**The problem**
Show all lines of the listing that hold the word "rhythmbox".

**Available records**
|---|

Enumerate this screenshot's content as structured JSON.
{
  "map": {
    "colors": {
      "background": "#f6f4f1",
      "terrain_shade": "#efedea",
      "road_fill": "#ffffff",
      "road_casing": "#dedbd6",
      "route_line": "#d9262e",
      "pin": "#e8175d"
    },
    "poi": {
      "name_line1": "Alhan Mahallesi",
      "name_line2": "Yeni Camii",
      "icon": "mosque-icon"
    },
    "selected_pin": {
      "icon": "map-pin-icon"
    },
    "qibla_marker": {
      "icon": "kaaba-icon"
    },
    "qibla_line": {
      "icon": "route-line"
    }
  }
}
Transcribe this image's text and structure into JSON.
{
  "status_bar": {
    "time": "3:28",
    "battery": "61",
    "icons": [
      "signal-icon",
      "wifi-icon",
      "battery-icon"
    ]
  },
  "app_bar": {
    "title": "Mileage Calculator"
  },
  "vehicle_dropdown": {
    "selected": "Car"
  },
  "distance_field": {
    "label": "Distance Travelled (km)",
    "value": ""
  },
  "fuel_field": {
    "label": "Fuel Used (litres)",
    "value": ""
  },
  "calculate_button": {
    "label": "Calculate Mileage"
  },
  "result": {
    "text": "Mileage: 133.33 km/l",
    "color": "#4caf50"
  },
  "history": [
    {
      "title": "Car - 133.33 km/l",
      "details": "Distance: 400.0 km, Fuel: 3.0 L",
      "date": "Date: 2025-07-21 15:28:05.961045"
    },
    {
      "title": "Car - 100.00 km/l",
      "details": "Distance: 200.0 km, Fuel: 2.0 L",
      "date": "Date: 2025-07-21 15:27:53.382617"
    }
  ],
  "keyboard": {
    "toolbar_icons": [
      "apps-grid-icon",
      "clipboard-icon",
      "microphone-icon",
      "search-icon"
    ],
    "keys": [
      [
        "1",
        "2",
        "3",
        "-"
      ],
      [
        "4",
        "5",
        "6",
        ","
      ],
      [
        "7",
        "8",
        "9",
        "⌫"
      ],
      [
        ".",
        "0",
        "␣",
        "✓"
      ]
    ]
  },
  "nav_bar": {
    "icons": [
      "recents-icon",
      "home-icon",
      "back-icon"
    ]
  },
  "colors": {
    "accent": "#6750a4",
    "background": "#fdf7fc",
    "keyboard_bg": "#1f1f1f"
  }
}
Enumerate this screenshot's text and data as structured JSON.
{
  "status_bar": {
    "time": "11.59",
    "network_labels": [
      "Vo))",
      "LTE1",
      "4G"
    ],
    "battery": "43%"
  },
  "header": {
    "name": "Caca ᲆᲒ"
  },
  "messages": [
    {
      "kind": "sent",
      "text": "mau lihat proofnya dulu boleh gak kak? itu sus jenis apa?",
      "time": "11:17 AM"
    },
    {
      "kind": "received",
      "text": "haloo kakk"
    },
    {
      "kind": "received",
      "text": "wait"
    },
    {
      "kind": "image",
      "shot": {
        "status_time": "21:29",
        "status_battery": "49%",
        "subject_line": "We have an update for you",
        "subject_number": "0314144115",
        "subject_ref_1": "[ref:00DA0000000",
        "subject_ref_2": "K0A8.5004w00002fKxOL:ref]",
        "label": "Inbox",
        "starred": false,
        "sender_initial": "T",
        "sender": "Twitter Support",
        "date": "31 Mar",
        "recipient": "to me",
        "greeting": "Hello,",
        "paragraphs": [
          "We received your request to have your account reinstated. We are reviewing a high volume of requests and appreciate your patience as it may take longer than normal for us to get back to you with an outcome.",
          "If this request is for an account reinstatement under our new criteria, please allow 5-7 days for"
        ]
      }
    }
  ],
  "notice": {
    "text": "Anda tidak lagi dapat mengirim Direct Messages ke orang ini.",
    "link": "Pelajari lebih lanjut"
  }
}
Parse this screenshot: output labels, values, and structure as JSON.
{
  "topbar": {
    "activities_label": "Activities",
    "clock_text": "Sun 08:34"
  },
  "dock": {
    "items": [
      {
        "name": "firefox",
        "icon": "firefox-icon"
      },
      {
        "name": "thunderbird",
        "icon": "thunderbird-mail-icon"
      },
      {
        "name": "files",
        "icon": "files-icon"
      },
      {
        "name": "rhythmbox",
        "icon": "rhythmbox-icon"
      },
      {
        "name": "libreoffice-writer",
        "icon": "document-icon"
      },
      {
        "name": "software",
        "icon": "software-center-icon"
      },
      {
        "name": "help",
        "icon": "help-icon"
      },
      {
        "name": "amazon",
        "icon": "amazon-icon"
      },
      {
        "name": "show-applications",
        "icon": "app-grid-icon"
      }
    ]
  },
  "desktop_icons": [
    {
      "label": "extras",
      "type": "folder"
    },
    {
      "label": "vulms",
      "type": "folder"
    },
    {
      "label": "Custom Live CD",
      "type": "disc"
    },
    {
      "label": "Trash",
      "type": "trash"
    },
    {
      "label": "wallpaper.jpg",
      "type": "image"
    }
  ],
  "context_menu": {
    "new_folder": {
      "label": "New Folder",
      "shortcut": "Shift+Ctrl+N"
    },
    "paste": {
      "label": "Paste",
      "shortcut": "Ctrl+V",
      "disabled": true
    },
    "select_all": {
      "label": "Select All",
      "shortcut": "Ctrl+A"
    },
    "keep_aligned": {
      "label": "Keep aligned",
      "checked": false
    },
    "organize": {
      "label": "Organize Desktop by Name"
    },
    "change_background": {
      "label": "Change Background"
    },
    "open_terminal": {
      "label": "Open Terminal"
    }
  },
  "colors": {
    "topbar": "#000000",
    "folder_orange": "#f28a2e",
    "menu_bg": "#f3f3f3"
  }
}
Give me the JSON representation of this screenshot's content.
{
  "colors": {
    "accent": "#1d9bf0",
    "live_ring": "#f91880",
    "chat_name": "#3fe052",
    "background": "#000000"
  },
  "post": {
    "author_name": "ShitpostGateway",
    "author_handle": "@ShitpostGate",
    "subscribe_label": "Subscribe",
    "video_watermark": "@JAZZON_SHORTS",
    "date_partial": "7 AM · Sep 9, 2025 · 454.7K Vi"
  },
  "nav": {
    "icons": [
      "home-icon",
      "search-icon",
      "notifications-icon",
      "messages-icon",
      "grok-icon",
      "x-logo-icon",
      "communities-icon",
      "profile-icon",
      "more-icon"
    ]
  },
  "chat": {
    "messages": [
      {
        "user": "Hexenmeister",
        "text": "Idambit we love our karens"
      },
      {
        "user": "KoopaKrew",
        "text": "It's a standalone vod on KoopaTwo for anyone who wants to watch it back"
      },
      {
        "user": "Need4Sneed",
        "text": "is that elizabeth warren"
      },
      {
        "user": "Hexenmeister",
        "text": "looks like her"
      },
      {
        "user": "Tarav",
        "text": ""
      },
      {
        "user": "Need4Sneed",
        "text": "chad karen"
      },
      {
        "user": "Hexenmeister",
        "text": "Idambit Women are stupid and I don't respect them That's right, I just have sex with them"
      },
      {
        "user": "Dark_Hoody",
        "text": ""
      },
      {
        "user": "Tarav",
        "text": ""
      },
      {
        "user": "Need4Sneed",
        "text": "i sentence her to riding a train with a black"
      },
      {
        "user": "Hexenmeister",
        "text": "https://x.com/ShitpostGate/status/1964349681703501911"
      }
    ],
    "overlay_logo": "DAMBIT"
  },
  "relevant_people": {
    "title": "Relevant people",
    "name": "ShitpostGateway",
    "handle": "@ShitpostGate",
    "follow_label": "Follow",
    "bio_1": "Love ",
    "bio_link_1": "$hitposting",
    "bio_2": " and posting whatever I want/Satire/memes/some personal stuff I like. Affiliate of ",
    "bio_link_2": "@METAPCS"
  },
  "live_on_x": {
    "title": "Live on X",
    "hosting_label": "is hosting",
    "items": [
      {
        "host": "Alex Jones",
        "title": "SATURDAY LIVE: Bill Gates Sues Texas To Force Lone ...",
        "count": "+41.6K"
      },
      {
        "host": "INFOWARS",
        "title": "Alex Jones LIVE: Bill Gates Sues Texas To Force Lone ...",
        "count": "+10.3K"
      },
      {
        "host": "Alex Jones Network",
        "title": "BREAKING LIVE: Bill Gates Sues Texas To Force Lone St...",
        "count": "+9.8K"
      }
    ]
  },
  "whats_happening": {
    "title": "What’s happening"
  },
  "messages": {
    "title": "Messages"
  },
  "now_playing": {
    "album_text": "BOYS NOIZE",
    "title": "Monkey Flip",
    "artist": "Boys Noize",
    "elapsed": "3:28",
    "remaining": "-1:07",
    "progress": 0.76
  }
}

|---|

**Worked answer**
        "name": "rhythmbox",
        "icon": "rhythmbox-icon"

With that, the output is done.